Quote all of the data below exactly, please.

────────

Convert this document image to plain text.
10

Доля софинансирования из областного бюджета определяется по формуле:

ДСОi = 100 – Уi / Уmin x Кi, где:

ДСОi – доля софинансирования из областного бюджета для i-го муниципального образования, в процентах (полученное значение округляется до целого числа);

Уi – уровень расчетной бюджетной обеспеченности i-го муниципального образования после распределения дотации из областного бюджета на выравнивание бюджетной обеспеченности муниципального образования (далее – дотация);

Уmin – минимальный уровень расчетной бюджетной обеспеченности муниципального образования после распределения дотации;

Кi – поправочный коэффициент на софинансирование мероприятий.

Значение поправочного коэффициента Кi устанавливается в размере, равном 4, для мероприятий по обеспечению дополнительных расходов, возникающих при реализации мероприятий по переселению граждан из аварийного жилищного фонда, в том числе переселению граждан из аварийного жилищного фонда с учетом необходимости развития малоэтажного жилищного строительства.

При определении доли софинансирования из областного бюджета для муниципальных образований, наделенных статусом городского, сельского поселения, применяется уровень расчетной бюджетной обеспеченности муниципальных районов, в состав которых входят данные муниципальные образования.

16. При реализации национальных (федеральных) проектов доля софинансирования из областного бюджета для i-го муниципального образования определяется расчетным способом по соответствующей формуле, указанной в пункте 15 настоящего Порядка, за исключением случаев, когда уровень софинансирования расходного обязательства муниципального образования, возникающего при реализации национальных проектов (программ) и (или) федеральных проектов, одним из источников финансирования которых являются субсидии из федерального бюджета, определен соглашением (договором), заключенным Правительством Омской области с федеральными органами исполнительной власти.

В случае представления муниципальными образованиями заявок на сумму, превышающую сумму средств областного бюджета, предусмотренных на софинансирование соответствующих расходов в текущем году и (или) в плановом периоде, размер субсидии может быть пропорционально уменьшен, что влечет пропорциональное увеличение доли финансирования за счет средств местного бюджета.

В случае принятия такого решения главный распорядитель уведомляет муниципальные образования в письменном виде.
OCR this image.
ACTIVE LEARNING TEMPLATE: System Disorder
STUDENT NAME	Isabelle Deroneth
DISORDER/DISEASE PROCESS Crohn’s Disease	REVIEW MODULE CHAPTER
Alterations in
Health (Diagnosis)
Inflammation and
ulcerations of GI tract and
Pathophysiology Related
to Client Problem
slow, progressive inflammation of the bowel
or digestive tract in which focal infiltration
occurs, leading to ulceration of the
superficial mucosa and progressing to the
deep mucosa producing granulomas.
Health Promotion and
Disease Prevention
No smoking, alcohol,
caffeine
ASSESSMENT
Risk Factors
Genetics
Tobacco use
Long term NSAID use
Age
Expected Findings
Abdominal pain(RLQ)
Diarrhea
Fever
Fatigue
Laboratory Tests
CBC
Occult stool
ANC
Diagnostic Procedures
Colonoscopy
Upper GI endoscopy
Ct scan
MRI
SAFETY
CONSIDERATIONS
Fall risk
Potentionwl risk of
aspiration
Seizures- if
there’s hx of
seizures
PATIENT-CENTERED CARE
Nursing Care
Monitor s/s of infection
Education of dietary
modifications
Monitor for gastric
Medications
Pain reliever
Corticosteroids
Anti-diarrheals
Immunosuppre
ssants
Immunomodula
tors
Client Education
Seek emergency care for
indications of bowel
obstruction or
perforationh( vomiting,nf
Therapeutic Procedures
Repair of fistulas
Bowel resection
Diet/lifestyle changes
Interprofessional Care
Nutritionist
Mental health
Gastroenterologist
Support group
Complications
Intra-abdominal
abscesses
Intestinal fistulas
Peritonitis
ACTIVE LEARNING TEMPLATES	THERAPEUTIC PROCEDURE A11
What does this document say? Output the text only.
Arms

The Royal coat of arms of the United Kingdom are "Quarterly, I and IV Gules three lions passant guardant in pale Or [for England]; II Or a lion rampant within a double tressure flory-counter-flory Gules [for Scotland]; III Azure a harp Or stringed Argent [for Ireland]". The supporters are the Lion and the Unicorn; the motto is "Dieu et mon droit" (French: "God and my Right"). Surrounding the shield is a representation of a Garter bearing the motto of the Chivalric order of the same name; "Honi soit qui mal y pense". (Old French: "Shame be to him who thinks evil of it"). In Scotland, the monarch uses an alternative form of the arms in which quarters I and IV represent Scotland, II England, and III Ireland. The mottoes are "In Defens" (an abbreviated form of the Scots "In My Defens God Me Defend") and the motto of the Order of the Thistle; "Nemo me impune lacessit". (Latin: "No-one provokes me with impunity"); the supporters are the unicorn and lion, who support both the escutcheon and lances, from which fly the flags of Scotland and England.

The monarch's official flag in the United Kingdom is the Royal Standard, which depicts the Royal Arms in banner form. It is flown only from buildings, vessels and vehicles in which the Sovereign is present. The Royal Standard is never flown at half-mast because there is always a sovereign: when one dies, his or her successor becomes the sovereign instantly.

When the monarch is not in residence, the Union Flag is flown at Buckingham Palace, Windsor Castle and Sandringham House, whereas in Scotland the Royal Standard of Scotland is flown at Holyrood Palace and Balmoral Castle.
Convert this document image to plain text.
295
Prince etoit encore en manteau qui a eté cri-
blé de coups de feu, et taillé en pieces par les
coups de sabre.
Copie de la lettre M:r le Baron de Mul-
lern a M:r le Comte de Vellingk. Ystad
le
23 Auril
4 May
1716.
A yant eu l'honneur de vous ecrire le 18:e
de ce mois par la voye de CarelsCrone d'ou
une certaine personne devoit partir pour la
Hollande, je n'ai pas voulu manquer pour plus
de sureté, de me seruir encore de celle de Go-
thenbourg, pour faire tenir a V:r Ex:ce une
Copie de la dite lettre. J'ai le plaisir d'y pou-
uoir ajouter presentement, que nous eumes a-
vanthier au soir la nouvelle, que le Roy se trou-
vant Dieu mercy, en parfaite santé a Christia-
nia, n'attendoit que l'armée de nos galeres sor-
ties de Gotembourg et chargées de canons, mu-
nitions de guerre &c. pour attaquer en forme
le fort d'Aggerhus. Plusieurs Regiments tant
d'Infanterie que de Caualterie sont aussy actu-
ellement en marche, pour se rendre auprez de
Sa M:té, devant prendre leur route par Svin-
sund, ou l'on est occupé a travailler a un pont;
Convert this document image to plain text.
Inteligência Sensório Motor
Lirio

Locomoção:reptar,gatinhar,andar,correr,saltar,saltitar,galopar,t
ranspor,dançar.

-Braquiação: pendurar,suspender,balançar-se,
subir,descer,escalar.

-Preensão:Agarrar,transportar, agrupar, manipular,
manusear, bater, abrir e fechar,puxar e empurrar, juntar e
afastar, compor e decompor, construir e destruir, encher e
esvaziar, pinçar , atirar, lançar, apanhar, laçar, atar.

────────

Reply to the exercise -
Convert this document image to plain text.
10

Доля софинансирования из областного бюджета определяется по формуле:

ДСОi = 100 – Уi / Уmin x Кi, где:

ДСОi – доля софинансирования из областного бюджета для i-го муниципального образования, в процентах (полученное значение округляется до целого числа);

Уi – уровень расчетной бюджетной обеспеченности i-го муниципального образования после распределения дотации из областного бюджета на выравнивание бюджетной обеспеченности муниципального образования (далее – дотация);

Уmin – минимальный уровень расчетной бюджетной обеспеченности муниципального образования после распределения дотации;

Кi – поправочный коэффициент на софинансирование мероприятий.

Значение поправочного коэффициента Кi устанавливается в размере, равном 4, для мероприятий по обеспечению дополнительных расходов, возникающих при реализации мероприятий по переселению граждан из аварийного жилищного фонда, в том числе переселению граждан из аварийного жилищного фонда с учетом необходимости развития малоэтажного жилищного строительства.

При определении доли софинансирования из областного бюджета для муниципальных образований, наделенных статусом городского, сельского поселения, применяется уровень расчетной бюджетной обеспеченности муниципальных районов, в состав которых входят данные муниципальные образования.

16. При реализации национальных (федеральных) проектов доля софинансирования из областного бюджета для i-го муниципального образования определяется расчетным способом по соответствующей формуле, указанной в пункте 15 настоящего Порядка, за исключением случаев, когда уровень софинансирования расходного обязательства муниципального образования, возникающего при реализации национальных проектов (программ) и (или) федеральных проектов, одним из источников финансирования которых являются субсидии из федерального бюджета, определен соглашением (договором), заключенным Правительством Омской области с федеральными органами исполнительной власти.

В случае представления муниципальными образованиями заявок на сумму, превышающую сумму средств областного бюджета, предусмотренных на софинансирование соответствующих расходов в текущем году и (или) в плановом периоде, размер субсидии может быть пропорционально уменьшен, что влечет пропорциональное увеличение доли финансирования за счет средств местного бюджета.

В случае принятия такого решения главный распорядитель уведомляет муниципальные образования в письменном виде.
OCR this image.
ACTIVE LEARNING TEMPLATE: System Disorder
STUDENT NAME	Isabelle Deroneth
DISORDER/DISEASE PROCESS Crohn’s Disease	REVIEW MODULE CHAPTER
Alterations in
Health (Diagnosis)
Inflammation and
ulcerations of GI tract and
Pathophysiology Related
to Client Problem
slow, progressive inflammation of the bowel
or digestive tract in which focal infiltration
occurs, leading to ulceration of the
superficial mucosa and progressing to the
deep mucosa producing granulomas.
Health Promotion and
Disease Prevention
No smoking, alcohol,
caffeine
ASSESSMENT
Risk Factors
Genetics
Tobacco use
Long term NSAID use
Age
Expected Findings
Abdominal pain(RLQ)
Diarrhea
Fever
Fatigue
Laboratory Tests
CBC
Occult stool
ANC
Diagnostic Procedures
Colonoscopy
Upper GI endoscopy
Ct scan
MRI
SAFETY
CONSIDERATIONS
Fall risk
Potentionwl risk of
aspiration
Seizures- if
there’s hx of
seizures
PATIENT-CENTERED CARE
Nursing Care
Monitor s/s of infection
Education of dietary
modifications
Monitor for gastric
Medications
Pain reliever
Corticosteroids
Anti-diarrheals
Immunosuppre
ssants
Immunomodula
tors
Client Education
Seek emergency care for
indications of bowel
obstruction or
perforationh( vomiting,nf
Therapeutic Procedures
Repair of fistulas
Bowel resection
Diet/lifestyle changes
Interprofessional Care
Nutritionist
Mental health
Gastroenterologist
Support group
Complications
Intra-abdominal
abscesses
Intestinal fistulas
Peritonitis
ACTIVE LEARNING TEMPLATES	THERAPEUTIC PROCEDURE A11
What does this document say? Output the text only.
Arms

The Royal coat of arms of the United Kingdom are "Quarterly, I and IV Gules three lions passant guardant in pale Or [for England]; II Or a lion rampant within a double tressure flory-counter-flory Gules [for Scotland]; III Azure a harp Or stringed Argent [for Ireland]". The supporters are the Lion and the Unicorn; the motto is "Dieu et mon droit" (French: "God and my Right"). Surrounding the shield is a representation of a Garter bearing the motto of the Chivalric order of the same name; "Honi soit qui mal y pense". (Old French: "Shame be to him who thinks evil of it"). In Scotland, the monarch uses an alternative form of the arms in which quarters I and IV represent Scotland, II England, and III Ireland. The mottoes are "In Defens" (an abbreviated form of the Scots "In My Defens God Me Defend") and the motto of the Order of the Thistle; "Nemo me impune lacessit". (Latin: "No-one provokes me with impunity"); the supporters are the unicorn and lion, who support both the escutcheon and lances, from which fly the flags of Scotland and England.

The monarch's official flag in the United Kingdom is the Royal Standard, which depicts the Royal Arms in banner form. It is flown only from buildings, vessels and vehicles in which the Sovereign is present. The Royal Standard is never flown at half-mast because there is always a sovereign: when one dies, his or her successor becomes the sovereign instantly.

When the monarch is not in residence, the Union Flag is flown at Buckingham Palace, Windsor Castle and Sandringham House, whereas in Scotland the Royal Standard of Scotland is flown at Holyrood Palace and Balmoral Castle.
Convert this document image to plain text.
295
Prince etoit encore en manteau qui a eté cri-
blé de coups de feu, et taillé en pieces par les
coups de sabre.
Copie de la lettre M:r le Baron de Mul-
lern a M:r le Comte de Vellingk. Ystad
le
23 Auril
4 May
1716.
A yant eu l'honneur de vous ecrire le 18:e
de ce mois par la voye de CarelsCrone d'ou
une certaine personne devoit partir pour la
Hollande, je n'ai pas voulu manquer pour plus
de sureté, de me seruir encore de celle de Go-
thenbourg, pour faire tenir a V:r Ex:ce une
Copie de la dite lettre. J'ai le plaisir d'y pou-
uoir ajouter presentement, que nous eumes a-
vanthier au soir la nouvelle, que le Roy se trou-
vant Dieu mercy, en parfaite santé a Christia-
nia, n'attendoit que l'armée de nos galeres sor-
ties de Gotembourg et chargées de canons, mu-
nitions de guerre &c. pour attaquer en forme
le fort d'Aggerhus. Plusieurs Regiments tant
d'Infanterie que de Caualterie sont aussy actu-
ellement en marche, pour se rendre auprez de
Sa M:té, devant prendre leur route par Svin-
sund, ou l'on est occupé a travailler a un pont;
Convert this document image to plain text.
Inteligência Sensório Motor
Lirio

Locomoção:reptar,gatinhar,andar,correr,saltar,saltitar,galopar,t
ranspor,dançar.

-Braquiação: pendurar,suspender,balançar-se,
subir,descer,escalar.

-Preensão:Agarrar,transportar, agrupar, manipular,
manusear, bater, abrir e fechar,puxar e empurrar, juntar e
afastar, compor e decompor, construir e destruir, encher e
esvaziar, pinçar , atirar, lançar, apanhar, laçar, atar.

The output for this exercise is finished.